### Your goal
Using the listing below, copy every line that mentions "title".

------------------------------------------------------------

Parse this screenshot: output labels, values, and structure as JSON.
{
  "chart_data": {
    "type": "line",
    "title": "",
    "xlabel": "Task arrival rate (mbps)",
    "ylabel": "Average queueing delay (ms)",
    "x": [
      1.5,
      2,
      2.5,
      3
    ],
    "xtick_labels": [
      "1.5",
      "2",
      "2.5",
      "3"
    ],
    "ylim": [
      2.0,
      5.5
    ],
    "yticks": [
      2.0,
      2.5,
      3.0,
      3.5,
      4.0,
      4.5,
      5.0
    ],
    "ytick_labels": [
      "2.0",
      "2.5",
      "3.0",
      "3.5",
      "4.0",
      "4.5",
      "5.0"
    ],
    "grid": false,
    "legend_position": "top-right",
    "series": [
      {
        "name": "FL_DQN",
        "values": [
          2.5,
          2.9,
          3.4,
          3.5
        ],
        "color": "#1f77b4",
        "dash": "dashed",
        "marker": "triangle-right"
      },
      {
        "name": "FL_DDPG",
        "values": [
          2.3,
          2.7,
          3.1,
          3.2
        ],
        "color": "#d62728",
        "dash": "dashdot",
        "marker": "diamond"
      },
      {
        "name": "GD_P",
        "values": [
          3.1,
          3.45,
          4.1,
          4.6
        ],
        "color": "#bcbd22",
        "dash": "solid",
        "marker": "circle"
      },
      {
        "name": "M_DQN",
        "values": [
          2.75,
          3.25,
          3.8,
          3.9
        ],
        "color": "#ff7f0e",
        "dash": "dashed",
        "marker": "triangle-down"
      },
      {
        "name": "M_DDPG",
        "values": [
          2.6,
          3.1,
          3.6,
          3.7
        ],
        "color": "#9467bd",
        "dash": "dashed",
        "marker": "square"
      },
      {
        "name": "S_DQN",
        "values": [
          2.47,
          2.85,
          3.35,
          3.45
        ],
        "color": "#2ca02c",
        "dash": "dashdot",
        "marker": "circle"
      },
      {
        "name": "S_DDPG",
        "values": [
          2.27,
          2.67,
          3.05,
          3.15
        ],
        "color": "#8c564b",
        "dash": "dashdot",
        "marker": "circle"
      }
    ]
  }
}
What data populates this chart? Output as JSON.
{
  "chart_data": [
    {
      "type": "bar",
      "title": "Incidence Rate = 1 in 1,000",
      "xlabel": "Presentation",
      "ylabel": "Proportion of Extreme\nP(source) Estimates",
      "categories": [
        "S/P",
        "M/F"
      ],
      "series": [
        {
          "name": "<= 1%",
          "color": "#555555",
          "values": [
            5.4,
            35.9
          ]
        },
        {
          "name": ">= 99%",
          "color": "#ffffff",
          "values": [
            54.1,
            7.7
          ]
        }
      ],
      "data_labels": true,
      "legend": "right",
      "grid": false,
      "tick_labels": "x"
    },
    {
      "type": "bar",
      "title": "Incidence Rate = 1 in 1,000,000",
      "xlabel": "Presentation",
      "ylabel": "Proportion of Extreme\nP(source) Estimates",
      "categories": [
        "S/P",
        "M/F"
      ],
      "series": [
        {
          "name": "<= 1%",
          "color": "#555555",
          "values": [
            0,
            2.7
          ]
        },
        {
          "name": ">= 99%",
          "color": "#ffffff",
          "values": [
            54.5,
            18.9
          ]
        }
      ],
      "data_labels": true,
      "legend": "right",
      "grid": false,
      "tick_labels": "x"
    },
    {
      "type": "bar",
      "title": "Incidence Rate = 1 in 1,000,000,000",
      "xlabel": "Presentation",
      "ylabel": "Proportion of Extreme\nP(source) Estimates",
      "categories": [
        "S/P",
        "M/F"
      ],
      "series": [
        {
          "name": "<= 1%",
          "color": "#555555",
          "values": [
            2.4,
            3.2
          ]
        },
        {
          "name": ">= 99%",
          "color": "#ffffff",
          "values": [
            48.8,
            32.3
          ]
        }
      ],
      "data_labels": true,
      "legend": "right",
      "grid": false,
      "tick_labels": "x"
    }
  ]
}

------------------------------------------------------------

### Problem solution
    "title": "",
      "title": "Incidence Rate = 1 in 1,000",
      "title": "Incidence Rate = 1 in 1,000,000",
      "title": "Incidence Rate = 1 in 1,000,000,000",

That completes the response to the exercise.